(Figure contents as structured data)

━━━━━━━━━━━━━━━━

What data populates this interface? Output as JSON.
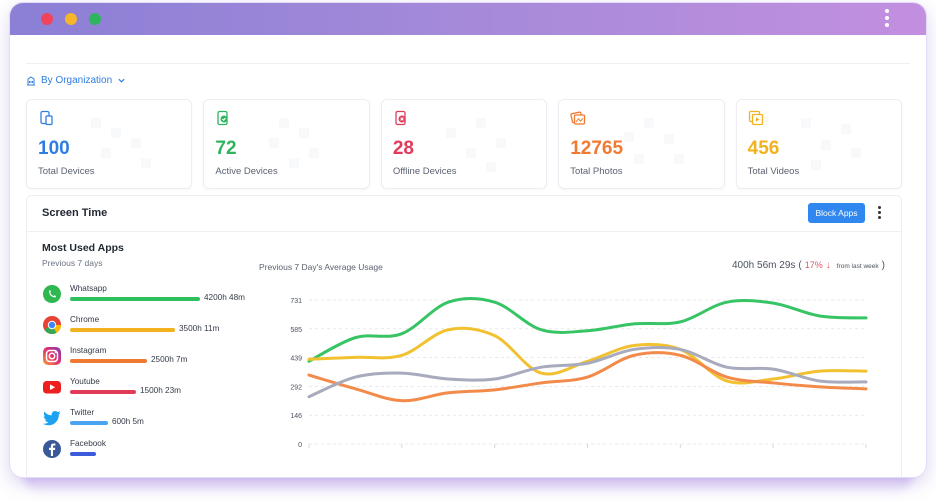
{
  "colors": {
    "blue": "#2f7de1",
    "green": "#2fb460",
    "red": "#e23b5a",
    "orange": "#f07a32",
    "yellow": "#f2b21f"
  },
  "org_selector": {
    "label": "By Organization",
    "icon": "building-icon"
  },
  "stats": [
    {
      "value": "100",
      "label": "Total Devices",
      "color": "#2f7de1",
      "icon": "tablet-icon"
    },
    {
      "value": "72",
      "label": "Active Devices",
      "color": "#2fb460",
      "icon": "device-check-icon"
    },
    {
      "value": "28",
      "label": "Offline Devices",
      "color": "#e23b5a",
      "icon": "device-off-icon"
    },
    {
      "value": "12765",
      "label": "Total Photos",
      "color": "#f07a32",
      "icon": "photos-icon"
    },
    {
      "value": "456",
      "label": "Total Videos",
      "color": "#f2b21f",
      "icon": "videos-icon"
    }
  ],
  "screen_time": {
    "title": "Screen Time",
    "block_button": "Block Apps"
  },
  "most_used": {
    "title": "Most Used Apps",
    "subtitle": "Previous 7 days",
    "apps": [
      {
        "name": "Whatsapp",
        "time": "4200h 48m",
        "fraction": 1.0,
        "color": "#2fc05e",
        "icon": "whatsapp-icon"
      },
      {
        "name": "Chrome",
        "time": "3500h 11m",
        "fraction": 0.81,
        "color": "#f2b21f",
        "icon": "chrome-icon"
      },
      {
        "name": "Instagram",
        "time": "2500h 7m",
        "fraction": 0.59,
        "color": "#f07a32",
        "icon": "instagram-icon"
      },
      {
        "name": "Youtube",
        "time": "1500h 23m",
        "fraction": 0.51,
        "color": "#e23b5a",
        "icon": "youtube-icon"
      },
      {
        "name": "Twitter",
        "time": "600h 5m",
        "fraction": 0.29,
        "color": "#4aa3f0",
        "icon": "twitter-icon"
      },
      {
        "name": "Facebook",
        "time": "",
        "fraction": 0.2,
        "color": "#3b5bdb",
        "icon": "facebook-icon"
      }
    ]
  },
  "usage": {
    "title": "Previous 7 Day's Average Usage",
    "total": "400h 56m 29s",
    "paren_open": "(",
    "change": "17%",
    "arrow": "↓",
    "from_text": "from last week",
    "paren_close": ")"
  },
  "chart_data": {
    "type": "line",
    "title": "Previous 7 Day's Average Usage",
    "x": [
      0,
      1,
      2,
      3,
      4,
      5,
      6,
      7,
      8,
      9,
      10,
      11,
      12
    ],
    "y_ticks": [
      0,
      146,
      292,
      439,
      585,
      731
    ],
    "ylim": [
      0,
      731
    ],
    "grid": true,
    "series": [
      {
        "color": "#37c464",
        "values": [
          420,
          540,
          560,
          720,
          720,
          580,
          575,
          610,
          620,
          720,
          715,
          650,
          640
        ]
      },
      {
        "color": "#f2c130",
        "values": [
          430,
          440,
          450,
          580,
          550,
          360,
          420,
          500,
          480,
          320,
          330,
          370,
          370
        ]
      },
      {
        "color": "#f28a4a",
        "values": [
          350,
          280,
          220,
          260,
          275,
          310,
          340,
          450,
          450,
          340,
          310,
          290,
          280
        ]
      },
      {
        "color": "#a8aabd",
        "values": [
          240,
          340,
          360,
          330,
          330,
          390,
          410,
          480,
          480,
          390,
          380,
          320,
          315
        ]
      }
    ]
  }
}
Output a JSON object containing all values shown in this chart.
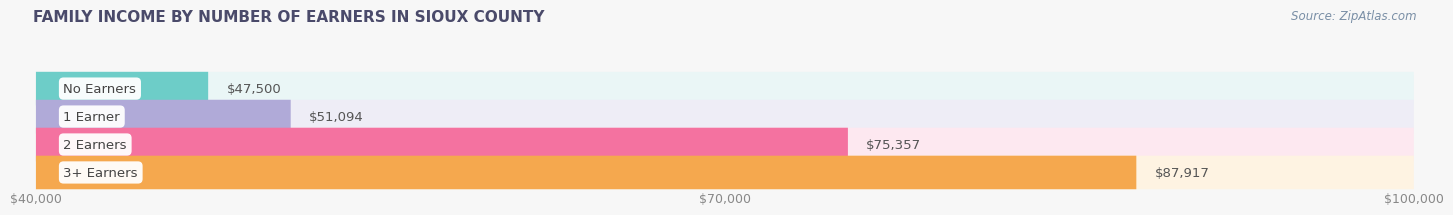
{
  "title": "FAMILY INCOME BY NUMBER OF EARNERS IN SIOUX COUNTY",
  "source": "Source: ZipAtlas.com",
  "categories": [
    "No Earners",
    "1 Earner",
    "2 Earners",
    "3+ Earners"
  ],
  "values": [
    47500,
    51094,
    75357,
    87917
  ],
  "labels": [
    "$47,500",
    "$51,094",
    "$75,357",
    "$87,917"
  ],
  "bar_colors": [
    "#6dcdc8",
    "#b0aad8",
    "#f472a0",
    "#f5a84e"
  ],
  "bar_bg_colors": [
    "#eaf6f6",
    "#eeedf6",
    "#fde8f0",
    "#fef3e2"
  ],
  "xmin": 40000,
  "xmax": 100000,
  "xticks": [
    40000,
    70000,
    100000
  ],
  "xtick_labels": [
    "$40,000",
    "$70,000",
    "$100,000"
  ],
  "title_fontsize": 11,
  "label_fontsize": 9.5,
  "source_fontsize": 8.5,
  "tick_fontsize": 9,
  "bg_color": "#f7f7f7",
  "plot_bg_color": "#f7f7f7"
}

━━━━━━━━━━━━━━━━

## Exercise goal
All lines in the data that contain the word "this" should be copied.

## Task response
What data populates this interface? Output as JSON.
Output a JSON object containing all values shown in this chart.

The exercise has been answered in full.